— Start of Material provided —

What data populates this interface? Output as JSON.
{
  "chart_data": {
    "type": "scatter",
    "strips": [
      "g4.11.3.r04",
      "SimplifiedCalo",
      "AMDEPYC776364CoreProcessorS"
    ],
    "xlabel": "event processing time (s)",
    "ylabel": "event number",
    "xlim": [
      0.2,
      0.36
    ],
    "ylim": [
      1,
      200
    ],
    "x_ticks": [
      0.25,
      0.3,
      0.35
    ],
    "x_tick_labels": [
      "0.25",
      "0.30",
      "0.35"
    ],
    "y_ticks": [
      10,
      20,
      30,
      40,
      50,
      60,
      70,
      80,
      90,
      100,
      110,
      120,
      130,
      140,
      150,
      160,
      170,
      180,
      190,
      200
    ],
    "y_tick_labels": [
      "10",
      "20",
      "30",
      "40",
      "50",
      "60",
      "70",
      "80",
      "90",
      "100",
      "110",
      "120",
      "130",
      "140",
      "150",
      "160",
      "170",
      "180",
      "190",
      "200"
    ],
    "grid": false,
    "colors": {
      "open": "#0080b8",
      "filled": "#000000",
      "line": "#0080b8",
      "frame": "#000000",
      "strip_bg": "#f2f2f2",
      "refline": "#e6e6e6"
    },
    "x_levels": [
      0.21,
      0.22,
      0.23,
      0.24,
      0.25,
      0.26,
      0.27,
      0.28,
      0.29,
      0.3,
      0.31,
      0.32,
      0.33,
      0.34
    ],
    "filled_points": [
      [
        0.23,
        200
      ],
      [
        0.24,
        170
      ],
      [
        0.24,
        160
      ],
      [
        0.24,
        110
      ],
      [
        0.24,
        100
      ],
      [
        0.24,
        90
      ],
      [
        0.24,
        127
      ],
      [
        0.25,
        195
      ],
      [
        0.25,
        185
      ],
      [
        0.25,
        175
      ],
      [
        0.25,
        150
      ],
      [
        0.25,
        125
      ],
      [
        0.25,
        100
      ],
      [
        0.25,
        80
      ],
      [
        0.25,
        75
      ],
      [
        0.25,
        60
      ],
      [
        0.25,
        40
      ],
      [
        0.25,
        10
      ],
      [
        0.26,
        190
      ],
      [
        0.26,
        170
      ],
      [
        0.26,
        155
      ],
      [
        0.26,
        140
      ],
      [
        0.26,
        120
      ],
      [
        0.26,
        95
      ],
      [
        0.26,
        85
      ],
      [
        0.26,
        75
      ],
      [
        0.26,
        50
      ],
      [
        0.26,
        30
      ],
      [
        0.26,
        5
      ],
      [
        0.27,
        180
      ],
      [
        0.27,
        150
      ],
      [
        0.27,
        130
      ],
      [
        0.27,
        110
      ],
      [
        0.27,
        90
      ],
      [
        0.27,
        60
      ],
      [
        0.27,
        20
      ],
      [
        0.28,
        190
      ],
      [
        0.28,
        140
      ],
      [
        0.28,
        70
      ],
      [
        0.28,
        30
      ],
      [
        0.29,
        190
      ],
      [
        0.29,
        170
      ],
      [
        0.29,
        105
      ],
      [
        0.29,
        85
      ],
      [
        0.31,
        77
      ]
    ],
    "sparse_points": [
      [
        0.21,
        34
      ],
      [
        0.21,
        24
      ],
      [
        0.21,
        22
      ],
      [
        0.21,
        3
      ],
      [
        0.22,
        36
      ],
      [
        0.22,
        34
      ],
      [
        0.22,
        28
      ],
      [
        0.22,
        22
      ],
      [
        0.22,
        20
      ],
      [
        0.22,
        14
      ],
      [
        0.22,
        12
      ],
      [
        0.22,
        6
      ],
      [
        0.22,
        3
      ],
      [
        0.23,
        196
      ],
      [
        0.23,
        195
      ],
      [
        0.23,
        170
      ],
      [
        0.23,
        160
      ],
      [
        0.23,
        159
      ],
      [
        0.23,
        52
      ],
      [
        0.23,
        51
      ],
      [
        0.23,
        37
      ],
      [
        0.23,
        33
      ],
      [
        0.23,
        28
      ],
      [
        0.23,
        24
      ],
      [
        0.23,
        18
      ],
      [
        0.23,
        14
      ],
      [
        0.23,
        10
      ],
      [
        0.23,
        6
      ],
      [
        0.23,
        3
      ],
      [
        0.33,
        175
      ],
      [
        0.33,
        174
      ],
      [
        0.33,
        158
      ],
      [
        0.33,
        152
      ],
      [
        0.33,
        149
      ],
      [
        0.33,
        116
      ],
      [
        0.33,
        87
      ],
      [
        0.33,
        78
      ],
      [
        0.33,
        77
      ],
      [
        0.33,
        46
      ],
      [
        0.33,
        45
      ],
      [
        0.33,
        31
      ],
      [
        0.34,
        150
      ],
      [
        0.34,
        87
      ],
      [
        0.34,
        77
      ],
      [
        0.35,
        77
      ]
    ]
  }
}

— End of Material provided —

- _Exercise goal_:
A single figure is required: the number of lines above in which the word "event" occurs.

- _Problem solution_:
2